### [Exercise brief]
Using the listing below, select the lines with the word "each" and copy them.

# Start of Dataset records

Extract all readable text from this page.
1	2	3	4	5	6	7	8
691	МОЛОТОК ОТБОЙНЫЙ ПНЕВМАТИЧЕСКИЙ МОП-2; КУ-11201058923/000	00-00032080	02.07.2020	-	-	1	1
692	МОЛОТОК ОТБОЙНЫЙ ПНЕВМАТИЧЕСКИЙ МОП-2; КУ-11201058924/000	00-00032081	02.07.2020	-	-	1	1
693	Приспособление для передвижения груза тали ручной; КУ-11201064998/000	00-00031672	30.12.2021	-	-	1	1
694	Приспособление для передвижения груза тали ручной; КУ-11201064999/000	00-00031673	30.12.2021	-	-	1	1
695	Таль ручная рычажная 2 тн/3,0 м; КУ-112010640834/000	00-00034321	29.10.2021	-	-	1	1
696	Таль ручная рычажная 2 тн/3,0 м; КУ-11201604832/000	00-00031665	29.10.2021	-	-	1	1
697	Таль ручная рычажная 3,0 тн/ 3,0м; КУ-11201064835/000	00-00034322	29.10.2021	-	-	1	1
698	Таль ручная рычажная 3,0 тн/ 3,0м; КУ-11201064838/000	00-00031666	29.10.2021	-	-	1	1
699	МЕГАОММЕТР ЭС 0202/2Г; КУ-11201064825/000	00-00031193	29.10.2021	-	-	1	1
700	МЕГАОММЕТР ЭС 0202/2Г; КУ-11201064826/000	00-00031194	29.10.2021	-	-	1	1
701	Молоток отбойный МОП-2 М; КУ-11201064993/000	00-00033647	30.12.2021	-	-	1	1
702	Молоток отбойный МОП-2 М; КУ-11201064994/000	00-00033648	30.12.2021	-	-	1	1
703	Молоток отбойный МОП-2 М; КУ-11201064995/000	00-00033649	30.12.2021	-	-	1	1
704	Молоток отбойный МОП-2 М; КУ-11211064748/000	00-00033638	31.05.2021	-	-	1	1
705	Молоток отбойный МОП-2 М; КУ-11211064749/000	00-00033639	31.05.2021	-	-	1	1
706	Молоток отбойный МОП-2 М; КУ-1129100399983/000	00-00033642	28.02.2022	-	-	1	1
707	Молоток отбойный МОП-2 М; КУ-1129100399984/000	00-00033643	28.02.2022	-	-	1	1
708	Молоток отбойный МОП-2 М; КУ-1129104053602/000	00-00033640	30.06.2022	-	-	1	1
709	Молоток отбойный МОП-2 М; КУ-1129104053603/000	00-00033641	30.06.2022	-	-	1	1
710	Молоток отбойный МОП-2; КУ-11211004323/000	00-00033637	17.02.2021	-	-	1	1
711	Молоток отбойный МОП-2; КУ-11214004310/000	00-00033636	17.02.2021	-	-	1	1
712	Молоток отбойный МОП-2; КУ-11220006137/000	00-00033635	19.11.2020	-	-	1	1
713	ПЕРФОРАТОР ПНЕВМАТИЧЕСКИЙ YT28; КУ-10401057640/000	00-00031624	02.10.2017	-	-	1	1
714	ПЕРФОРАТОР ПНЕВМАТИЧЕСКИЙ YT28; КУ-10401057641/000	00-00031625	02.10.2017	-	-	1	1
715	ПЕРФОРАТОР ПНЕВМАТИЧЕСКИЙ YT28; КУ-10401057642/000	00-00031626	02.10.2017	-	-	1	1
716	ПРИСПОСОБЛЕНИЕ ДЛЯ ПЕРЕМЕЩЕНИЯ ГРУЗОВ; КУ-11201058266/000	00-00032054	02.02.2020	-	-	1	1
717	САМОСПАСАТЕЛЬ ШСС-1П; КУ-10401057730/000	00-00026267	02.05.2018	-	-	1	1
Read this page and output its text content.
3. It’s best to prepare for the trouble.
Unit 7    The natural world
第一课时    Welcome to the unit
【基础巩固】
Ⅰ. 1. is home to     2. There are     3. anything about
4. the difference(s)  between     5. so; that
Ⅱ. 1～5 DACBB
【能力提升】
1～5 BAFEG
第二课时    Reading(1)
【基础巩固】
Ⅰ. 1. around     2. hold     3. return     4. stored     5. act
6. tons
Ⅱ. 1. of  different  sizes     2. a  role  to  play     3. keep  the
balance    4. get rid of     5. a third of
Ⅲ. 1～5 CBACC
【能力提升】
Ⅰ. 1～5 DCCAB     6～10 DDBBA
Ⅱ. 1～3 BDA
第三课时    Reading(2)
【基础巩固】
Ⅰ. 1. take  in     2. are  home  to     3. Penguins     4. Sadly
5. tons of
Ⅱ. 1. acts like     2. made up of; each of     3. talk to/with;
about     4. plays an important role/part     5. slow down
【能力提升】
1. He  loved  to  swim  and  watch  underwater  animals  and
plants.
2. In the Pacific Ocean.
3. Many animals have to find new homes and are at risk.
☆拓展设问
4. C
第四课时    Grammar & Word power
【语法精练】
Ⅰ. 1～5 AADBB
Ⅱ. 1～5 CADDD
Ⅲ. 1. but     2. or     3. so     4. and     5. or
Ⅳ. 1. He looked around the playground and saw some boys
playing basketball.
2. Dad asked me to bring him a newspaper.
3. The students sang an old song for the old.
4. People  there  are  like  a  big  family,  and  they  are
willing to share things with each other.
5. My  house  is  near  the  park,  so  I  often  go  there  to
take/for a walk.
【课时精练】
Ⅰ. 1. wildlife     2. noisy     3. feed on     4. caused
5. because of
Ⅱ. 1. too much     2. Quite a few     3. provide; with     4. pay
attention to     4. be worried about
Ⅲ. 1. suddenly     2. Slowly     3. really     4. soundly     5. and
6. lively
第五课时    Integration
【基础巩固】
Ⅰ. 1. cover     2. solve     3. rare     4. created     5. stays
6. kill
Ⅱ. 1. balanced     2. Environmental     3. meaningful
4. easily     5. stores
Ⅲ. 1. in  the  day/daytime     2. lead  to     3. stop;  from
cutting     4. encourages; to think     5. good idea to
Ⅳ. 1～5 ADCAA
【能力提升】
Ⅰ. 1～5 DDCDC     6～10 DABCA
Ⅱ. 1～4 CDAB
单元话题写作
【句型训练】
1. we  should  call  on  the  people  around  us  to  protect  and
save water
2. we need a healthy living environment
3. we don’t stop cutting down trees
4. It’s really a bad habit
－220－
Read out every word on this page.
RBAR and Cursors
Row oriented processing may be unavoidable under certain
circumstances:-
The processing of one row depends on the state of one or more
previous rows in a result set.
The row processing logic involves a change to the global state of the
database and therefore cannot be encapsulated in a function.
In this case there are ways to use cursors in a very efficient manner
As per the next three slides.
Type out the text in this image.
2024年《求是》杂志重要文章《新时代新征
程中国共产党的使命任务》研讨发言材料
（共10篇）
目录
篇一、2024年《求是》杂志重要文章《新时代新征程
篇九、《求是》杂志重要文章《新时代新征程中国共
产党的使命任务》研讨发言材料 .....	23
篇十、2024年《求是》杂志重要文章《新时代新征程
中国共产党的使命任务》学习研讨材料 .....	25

# End of Dataset records

### [Exercise result]
Ⅱ. 1. acts like     2. made up of; each of     3. talk to/with;
willing to share things with each other.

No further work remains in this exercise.